▶ _BRIEF_
Go through the lines below. Copy those with "整个内存".
*****
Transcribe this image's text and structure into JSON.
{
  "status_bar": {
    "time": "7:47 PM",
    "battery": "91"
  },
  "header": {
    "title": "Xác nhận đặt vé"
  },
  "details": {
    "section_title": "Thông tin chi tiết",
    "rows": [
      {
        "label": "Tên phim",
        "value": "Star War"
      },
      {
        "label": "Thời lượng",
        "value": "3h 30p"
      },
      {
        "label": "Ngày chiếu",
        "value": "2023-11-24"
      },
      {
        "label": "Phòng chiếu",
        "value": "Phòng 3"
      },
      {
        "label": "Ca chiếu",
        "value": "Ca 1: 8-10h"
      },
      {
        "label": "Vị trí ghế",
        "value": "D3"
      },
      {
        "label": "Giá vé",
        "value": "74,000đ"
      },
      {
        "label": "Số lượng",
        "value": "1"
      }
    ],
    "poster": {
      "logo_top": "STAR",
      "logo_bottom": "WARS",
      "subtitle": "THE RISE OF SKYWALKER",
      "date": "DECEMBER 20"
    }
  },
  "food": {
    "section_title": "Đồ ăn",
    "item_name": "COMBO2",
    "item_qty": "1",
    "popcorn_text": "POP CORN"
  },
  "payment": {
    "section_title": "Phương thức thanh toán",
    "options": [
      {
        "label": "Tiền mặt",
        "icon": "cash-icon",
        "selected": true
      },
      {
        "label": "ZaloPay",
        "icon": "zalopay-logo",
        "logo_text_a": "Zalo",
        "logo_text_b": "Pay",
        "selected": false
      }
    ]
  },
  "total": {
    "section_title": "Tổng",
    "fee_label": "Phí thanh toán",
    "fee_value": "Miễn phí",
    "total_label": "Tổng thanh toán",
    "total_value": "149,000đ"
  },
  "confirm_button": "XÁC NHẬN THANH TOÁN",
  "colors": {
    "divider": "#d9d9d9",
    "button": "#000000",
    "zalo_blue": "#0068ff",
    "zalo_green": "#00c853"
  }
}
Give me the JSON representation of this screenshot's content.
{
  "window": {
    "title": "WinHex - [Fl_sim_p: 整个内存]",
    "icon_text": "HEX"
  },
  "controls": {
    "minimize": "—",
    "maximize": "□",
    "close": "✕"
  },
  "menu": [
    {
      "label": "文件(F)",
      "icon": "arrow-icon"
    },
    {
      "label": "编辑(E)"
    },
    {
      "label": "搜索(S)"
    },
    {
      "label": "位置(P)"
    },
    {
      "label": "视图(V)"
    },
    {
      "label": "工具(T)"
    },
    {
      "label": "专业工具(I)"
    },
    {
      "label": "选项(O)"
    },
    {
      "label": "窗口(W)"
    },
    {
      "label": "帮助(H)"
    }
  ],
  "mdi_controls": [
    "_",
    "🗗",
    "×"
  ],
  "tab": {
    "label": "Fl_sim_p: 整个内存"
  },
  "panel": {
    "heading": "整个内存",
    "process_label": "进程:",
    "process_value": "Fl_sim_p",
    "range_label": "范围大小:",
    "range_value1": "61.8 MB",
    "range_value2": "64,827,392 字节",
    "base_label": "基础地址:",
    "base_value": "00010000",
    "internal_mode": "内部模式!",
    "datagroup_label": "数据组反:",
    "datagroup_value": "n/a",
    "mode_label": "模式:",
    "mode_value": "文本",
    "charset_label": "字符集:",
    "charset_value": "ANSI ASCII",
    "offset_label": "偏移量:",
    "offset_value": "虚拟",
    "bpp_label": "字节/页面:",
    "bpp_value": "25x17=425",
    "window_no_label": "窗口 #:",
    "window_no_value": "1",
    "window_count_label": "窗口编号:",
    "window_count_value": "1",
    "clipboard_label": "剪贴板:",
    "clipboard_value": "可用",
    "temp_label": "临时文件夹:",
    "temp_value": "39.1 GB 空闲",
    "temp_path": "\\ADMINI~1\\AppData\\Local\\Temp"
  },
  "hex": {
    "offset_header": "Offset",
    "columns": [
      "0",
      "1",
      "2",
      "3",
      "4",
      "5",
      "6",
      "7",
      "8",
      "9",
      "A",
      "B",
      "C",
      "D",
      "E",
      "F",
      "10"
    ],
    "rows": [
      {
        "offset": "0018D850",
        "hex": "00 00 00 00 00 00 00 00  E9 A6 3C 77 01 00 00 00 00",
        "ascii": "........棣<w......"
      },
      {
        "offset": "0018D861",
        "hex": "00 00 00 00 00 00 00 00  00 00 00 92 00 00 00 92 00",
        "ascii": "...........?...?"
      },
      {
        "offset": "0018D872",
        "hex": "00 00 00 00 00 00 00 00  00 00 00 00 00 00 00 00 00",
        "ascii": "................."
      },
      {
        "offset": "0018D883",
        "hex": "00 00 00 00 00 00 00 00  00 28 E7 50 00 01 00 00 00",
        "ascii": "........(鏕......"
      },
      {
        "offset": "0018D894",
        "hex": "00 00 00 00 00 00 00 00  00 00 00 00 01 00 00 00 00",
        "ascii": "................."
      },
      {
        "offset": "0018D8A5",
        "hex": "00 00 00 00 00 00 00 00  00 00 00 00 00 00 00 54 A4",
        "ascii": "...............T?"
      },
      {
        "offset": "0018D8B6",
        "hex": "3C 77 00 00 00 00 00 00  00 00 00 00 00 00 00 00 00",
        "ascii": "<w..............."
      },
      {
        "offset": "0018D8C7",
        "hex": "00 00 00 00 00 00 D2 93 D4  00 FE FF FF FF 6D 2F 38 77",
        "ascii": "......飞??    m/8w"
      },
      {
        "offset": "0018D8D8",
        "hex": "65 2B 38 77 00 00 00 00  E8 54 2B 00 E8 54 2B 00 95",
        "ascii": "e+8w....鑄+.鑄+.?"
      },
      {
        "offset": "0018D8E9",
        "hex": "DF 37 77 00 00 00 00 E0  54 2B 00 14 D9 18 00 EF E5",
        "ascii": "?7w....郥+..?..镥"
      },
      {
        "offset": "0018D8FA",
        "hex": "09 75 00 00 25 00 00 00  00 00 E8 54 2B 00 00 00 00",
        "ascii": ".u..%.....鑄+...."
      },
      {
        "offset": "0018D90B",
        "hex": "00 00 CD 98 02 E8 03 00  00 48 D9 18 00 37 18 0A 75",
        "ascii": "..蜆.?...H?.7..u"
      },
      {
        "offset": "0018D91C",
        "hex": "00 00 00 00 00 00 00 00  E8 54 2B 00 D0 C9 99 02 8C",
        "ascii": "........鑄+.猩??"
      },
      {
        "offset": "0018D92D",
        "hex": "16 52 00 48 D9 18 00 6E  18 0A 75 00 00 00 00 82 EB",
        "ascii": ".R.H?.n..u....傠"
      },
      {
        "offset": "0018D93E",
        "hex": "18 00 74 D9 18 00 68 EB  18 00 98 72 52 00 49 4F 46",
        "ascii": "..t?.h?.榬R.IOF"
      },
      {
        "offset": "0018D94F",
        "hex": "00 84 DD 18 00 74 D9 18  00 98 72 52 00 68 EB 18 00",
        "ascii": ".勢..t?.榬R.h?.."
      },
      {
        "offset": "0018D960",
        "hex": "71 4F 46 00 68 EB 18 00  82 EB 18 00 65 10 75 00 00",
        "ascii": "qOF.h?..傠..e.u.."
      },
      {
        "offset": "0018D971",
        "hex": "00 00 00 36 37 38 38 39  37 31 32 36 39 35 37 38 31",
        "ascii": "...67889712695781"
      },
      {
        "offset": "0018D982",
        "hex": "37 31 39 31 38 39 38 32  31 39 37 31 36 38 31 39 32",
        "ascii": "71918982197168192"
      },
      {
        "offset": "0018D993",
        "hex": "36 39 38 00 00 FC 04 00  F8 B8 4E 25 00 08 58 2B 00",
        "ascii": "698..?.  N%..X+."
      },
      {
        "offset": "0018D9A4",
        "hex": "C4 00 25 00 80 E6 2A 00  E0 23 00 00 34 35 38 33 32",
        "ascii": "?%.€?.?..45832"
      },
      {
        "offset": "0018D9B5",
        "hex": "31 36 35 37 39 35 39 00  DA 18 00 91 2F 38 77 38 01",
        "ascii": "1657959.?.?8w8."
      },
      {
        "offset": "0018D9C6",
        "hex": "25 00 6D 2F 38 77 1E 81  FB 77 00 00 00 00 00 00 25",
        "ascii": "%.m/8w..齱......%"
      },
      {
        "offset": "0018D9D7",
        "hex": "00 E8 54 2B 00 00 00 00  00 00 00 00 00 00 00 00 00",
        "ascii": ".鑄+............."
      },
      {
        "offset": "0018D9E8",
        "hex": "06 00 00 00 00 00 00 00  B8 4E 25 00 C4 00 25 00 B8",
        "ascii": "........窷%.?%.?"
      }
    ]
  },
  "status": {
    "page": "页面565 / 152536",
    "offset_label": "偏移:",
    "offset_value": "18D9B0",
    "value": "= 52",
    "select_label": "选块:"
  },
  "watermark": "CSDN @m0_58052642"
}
*****
▶ _EXPECTED ANSWER_
    "title": "WinHex - [Fl_sim_p: 整个内存]",
    "label": "Fl_sim_p: 整个内存"
    "heading": "整个内存",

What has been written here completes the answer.